**STATED PROBLEM**
Repeat each line word for word.

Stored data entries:
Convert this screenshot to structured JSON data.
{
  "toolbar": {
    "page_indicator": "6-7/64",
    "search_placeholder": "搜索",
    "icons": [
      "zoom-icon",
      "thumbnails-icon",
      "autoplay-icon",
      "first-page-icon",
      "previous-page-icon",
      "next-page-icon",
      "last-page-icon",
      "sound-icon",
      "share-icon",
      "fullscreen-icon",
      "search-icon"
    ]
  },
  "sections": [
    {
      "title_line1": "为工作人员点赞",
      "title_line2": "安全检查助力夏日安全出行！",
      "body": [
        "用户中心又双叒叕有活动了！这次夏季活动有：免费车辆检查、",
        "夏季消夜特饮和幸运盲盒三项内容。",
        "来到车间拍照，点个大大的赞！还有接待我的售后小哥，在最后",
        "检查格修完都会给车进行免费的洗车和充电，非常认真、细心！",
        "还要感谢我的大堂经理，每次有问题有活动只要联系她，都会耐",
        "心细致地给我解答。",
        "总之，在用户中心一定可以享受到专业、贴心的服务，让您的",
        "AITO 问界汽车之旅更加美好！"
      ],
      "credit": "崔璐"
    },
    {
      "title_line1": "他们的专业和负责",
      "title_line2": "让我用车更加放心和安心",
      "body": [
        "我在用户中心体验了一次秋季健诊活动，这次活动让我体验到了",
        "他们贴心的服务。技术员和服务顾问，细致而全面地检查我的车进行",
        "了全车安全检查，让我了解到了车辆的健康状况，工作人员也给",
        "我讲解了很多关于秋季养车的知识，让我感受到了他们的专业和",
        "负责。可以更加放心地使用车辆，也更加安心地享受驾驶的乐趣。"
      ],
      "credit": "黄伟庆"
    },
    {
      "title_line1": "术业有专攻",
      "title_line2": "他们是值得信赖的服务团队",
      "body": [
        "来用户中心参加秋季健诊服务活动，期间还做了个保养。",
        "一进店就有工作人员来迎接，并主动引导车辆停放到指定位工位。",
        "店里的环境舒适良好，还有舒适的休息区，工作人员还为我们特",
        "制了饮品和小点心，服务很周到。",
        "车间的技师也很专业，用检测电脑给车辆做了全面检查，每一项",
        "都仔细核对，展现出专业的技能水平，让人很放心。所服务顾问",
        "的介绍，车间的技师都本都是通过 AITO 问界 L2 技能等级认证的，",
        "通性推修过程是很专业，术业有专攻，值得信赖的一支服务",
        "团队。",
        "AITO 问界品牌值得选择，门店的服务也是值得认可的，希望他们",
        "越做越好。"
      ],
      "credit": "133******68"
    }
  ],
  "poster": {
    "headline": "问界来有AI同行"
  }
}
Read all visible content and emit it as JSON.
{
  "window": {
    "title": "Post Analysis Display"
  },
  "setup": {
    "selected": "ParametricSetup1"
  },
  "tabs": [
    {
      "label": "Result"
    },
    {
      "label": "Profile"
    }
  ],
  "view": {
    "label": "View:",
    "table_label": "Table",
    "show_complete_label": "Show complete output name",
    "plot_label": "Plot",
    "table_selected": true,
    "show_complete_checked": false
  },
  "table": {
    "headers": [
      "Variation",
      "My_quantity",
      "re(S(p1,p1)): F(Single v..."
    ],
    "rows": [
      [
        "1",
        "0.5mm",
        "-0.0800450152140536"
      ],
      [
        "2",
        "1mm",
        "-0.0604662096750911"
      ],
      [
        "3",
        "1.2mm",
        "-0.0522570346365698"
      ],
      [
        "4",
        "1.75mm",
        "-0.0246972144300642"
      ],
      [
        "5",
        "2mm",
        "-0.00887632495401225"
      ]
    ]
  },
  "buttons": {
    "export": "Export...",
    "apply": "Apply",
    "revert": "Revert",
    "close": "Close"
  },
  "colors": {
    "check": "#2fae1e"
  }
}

**RESPONSE**
Convert this screenshot to structured JSON data.
{
  "toolbar": {
    "page_indicator": "6-7/64",
    "search_placeholder": "搜索",
    "icons": [
      "zoom-icon",
      "thumbnails-icon",
      "autoplay-icon",
      "first-page-icon",
      "previous-page-icon",
      "next-page-icon",
      "last-page-icon",
      "sound-icon",
      "share-icon",
      "fullscreen-icon",
      "search-icon"
    ]
  },
  "sections": [
    {
      "title_line1": "为工作人员点赞",
      "title_line2": "安全检查助力夏日安全出行！",
      "body": [
        "用户中心又双叒叕有活动了！这次夏季活动有：免费车辆检查、",
        "夏季消夜特饮和幸运盲盒三项内容。",
        "来到车间拍照，点个大大的赞！还有接待我的售后小哥，在最后",
        "检查格修完都会给车进行免费的洗车和充电，非常认真、细心！",
        "还要感谢我的大堂经理，每次有问题有活动只要联系她，都会耐",
        "心细致地给我解答。",
        "总之，在用户中心一定可以享受到专业、贴心的服务，让您的",
        "AITO 问界汽车之旅更加美好！"
      ],
      "credit": "崔璐"
    },
    {
      "title_line1": "他们的专业和负责",
      "title_line2": "让我用车更加放心和安心",
      "body": [
        "我在用户中心体验了一次秋季健诊活动，这次活动让我体验到了",
        "他们贴心的服务。技术员和服务顾问，细致而全面地检查我的车进行",
        "了全车安全检查，让我了解到了车辆的健康状况，工作人员也给",
        "我讲解了很多关于秋季养车的知识，让我感受到了他们的专业和",
        "负责。可以更加放心地使用车辆，也更加安心地享受驾驶的乐趣。"
      ],
      "credit": "黄伟庆"
    },
    {
      "title_line1": "术业有专攻",
      "title_line2": "他们是值得信赖的服务团队",
      "body": [
        "来用户中心参加秋季健诊服务活动，期间还做了个保养。",
        "一进店就有工作人员来迎接，并主动引导车辆停放到指定位工位。",
        "店里的环境舒适良好，还有舒适的休息区，工作人员还为我们特",
        "制了饮品和小点心，服务很周到。",
        "车间的技师也很专业，用检测电脑给车辆做了全面检查，每一项",
        "都仔细核对，展现出专业的技能水平，让人很放心。所服务顾问",
        "的介绍，车间的技师都本都是通过 AITO 问界 L2 技能等级认证的，",
        "通性推修过程是很专业，术业有专攻，值得信赖的一支服务",
        "团队。",
        "AITO 问界品牌值得选择，门店的服务也是值得认可的，希望他们",
        "越做越好。"
      ],
      "credit": "133******68"
    }
  ],
  "poster": {
    "headline": "问界来有AI同行"
  }
}
Read all visible content and emit it as JSON.
{
  "window": {
    "title": "Post Analysis Display"
  },
  "setup": {
    "selected": "ParametricSetup1"
  },
  "tabs": [
    {
      "label": "Result"
    },
    {
      "label": "Profile"
    }
  ],
  "view": {
    "label": "View:",
    "table_label": "Table",
    "show_complete_label": "Show complete output name",
    "plot_label": "Plot",
    "table_selected": true,
    "show_complete_checked": false
  },
  "table": {
    "headers": [
      "Variation",
      "My_quantity",
      "re(S(p1,p1)): F(Single v..."
    ],
    "rows": [
      [
        "1",
        "0.5mm",
        "-0.0800450152140536"
      ],
      [
        "2",
        "1mm",
        "-0.0604662096750911"
      ],
      [
        "3",
        "1.2mm",
        "-0.0522570346365698"
      ],
      [
        "4",
        "1.75mm",
        "-0.0246972144300642"
      ],
      [
        "5",
        "2mm",
        "-0.00887632495401225"
      ]
    ]
  },
  "buttons": {
    "export": "Export...",
    "apply": "Apply",
    "revert": "Revert",
    "close": "Close"
  },
  "colors": {
    "check": "#2fae1e"
  }
}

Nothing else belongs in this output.